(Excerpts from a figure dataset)
'''

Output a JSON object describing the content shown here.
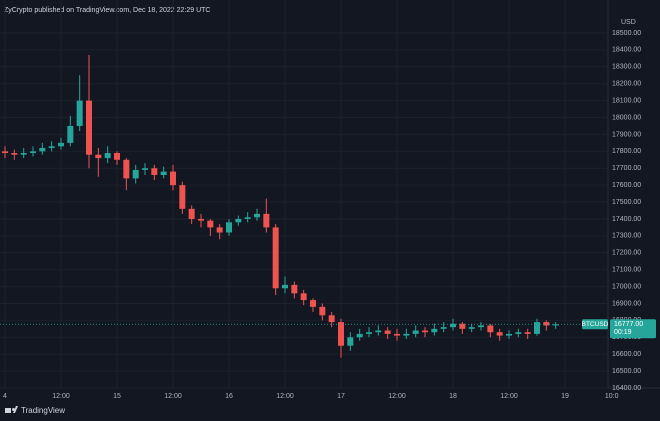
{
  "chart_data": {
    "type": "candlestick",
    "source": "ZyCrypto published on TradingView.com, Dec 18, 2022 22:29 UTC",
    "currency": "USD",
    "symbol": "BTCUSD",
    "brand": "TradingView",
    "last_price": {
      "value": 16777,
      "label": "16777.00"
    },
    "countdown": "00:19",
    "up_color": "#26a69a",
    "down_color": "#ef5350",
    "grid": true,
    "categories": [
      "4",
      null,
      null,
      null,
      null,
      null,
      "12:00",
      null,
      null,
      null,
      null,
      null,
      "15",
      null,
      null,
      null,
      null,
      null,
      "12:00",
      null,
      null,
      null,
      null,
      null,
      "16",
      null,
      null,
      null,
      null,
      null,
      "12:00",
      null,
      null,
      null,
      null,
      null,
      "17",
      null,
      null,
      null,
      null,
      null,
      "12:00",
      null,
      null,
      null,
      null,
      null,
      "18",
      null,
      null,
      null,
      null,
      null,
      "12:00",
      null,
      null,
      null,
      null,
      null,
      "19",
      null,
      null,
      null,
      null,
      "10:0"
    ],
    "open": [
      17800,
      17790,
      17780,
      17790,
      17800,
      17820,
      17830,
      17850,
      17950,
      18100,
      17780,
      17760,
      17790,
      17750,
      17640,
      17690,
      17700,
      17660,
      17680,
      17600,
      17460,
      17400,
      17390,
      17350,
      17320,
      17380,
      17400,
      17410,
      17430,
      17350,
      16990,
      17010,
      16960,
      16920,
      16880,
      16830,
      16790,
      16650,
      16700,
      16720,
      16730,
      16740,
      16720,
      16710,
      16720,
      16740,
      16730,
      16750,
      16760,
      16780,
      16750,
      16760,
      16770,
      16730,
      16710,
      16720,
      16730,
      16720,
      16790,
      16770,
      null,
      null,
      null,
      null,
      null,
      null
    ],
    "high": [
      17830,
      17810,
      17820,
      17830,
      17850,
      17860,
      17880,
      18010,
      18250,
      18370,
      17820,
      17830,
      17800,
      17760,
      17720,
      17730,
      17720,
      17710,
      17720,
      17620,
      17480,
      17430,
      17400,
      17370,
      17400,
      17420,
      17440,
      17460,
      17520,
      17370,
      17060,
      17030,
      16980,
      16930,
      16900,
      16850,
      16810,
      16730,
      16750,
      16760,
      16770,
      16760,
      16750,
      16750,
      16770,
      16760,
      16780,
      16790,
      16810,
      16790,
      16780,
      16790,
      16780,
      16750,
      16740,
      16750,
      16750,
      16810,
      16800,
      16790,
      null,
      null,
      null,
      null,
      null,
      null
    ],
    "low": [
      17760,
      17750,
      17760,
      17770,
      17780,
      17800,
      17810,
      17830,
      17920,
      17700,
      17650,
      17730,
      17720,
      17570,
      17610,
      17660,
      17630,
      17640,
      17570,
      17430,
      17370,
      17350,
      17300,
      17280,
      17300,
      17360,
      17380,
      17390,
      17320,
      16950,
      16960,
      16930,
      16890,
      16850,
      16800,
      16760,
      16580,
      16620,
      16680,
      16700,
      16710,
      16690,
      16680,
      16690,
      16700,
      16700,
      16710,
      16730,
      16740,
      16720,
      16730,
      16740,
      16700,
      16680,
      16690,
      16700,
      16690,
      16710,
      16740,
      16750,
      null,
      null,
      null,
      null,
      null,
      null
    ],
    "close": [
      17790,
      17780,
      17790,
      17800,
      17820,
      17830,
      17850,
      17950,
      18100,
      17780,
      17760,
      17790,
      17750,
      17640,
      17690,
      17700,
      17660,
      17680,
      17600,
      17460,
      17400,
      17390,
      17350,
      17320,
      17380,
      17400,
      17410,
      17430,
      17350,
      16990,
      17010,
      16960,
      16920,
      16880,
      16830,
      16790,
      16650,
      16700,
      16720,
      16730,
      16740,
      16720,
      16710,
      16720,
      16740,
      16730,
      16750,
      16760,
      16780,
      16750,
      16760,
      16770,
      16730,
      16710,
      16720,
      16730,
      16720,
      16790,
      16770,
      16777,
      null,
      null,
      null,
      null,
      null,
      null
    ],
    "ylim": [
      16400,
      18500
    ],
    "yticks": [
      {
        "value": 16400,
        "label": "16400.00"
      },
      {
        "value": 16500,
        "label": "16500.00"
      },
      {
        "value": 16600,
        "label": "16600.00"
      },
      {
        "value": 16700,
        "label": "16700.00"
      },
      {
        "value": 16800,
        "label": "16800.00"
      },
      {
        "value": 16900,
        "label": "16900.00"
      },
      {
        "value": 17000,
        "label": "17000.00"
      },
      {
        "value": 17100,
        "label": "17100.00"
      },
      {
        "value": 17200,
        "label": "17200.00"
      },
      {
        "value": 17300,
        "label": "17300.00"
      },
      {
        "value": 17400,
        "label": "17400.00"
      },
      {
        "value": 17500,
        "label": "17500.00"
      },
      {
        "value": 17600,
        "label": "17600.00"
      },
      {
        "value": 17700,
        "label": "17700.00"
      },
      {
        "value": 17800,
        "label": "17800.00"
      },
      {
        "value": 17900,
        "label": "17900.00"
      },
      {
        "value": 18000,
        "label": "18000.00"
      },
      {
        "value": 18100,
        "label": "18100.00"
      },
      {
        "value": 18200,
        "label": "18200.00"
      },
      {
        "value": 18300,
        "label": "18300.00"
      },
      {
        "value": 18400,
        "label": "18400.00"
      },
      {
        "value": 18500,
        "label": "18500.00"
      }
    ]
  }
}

'''
'''

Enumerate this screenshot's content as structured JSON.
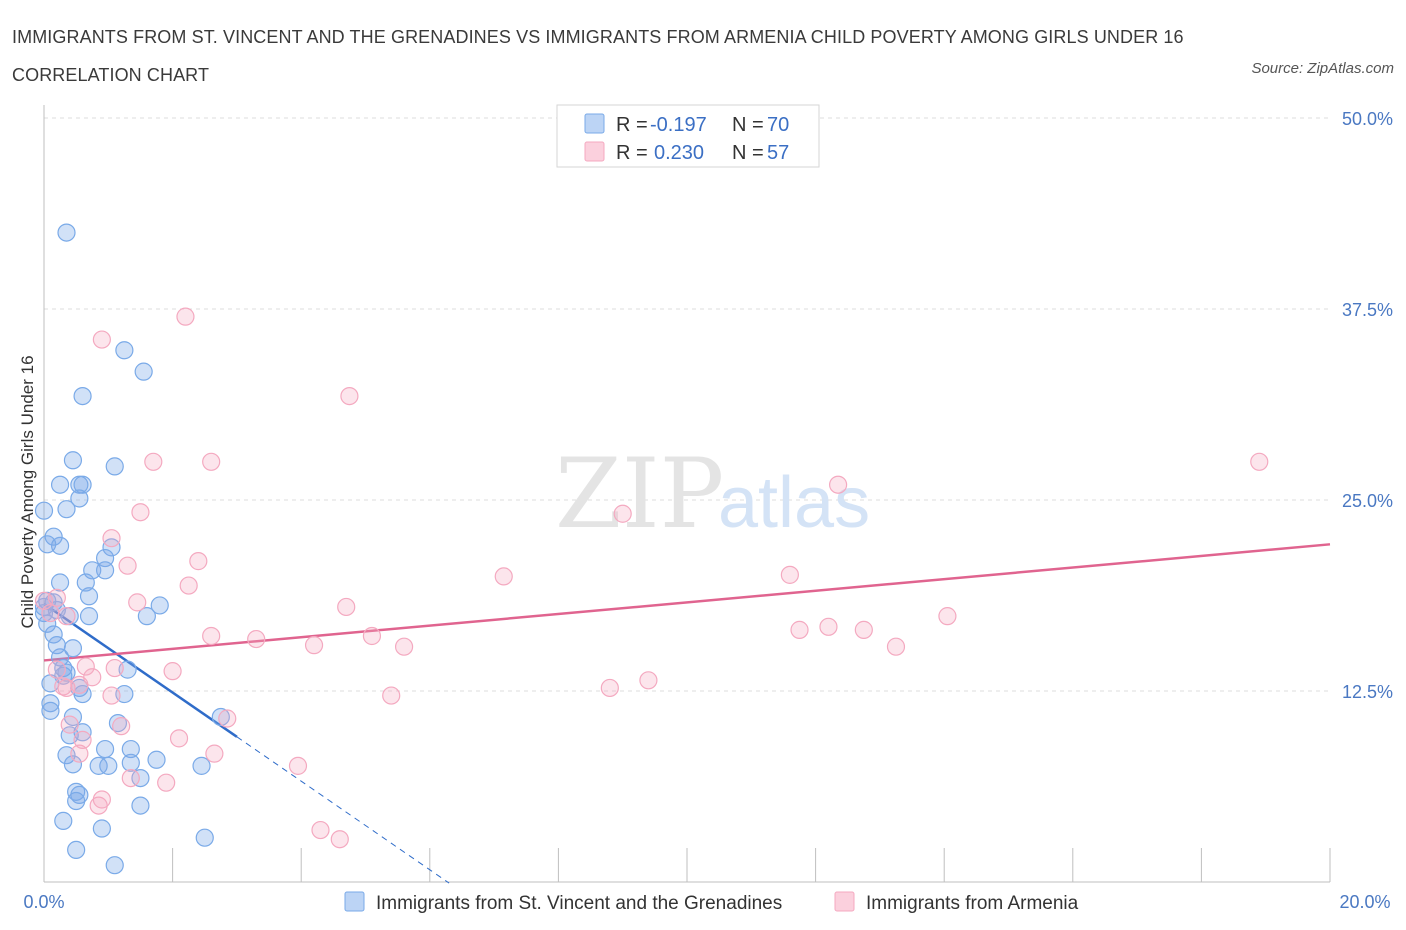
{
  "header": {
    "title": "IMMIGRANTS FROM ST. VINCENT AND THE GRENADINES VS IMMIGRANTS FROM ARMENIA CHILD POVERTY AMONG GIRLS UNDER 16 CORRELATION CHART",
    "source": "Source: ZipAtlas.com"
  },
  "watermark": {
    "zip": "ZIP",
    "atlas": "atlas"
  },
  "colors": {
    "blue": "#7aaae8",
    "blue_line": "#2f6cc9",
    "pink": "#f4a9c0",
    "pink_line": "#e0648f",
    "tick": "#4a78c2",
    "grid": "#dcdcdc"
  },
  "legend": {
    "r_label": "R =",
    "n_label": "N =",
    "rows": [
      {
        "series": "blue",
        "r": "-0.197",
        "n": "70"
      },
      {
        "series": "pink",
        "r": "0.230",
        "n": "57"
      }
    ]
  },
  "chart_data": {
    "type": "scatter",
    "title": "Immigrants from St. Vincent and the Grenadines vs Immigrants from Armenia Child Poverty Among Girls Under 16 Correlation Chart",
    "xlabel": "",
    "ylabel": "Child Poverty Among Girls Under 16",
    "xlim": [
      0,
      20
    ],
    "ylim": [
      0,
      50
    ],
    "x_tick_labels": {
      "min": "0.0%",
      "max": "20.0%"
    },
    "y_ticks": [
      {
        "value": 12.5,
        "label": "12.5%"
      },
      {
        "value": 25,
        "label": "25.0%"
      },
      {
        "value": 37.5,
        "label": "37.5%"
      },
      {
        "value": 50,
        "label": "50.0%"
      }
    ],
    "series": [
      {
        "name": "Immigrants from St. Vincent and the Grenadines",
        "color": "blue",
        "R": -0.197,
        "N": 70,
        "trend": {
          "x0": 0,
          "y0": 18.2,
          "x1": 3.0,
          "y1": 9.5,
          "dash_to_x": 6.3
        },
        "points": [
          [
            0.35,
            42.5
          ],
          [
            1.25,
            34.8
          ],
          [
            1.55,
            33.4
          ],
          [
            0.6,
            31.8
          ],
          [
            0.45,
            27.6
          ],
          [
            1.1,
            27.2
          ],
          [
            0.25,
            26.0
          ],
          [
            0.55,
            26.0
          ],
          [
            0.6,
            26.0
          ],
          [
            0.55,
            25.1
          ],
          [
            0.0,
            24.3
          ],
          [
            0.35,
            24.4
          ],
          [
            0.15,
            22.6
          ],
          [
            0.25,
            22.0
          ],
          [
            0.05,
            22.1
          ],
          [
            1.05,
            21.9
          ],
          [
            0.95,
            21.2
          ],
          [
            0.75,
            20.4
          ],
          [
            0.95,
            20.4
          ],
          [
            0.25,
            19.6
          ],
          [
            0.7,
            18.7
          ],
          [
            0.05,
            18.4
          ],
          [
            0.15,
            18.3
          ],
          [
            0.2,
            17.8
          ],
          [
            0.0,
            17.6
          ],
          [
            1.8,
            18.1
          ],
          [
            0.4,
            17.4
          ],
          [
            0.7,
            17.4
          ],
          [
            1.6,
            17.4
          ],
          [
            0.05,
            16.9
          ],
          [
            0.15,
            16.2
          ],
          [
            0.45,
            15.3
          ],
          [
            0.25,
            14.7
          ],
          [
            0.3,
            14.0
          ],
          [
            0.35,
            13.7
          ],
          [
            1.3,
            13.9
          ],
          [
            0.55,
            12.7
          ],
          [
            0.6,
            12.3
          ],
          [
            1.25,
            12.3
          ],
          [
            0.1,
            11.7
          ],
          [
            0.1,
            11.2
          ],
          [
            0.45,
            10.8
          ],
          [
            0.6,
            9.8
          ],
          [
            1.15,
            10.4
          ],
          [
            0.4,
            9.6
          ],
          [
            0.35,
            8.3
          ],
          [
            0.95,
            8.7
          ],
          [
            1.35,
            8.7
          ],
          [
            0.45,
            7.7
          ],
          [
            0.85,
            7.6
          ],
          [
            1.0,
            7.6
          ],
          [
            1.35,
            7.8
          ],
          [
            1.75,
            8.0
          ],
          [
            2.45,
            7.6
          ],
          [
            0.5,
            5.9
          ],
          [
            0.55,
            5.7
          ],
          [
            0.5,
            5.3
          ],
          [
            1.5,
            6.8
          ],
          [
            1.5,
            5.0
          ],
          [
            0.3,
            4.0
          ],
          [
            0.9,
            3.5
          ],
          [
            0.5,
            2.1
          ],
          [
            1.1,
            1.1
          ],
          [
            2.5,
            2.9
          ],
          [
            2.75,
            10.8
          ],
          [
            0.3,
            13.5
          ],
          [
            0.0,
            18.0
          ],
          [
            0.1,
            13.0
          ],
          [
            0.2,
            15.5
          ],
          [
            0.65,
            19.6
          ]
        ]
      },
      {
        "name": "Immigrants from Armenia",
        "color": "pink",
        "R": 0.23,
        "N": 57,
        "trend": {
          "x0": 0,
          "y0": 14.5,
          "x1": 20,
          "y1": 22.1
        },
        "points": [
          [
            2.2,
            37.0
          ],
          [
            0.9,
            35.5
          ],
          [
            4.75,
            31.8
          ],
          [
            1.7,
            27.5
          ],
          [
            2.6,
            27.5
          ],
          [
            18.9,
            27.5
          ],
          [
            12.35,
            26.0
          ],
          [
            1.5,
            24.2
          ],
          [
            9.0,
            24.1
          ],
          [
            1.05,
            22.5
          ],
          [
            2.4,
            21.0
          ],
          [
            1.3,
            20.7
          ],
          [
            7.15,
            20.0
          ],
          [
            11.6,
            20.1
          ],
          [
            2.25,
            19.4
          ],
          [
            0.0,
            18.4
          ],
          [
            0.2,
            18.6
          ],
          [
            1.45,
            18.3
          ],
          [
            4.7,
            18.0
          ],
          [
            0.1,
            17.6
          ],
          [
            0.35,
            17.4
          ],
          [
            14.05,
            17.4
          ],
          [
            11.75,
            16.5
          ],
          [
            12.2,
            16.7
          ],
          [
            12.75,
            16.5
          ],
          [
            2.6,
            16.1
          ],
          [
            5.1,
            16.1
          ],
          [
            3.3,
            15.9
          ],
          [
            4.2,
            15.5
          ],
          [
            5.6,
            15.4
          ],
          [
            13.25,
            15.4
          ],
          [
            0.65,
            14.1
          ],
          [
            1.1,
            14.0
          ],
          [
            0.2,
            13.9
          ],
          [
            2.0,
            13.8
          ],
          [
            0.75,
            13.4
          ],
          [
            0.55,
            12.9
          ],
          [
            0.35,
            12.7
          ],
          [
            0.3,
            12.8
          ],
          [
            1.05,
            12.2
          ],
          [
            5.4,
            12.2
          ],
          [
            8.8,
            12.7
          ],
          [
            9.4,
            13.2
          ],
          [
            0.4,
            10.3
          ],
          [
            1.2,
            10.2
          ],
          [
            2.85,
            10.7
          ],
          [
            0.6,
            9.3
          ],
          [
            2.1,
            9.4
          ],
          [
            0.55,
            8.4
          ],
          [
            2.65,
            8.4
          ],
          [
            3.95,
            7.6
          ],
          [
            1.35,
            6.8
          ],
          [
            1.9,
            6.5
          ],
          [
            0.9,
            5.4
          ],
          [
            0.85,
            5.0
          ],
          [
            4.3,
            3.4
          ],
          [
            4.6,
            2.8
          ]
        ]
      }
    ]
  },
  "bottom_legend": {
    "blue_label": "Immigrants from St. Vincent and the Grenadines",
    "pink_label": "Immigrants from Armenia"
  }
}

'''

*AIM*: Write out every line of the listing that holds the word "content".

*EXPECTED ANSWER*:
Output a JSON object describing the content shown here.
Enumerate this screenshot's content as structured JSON.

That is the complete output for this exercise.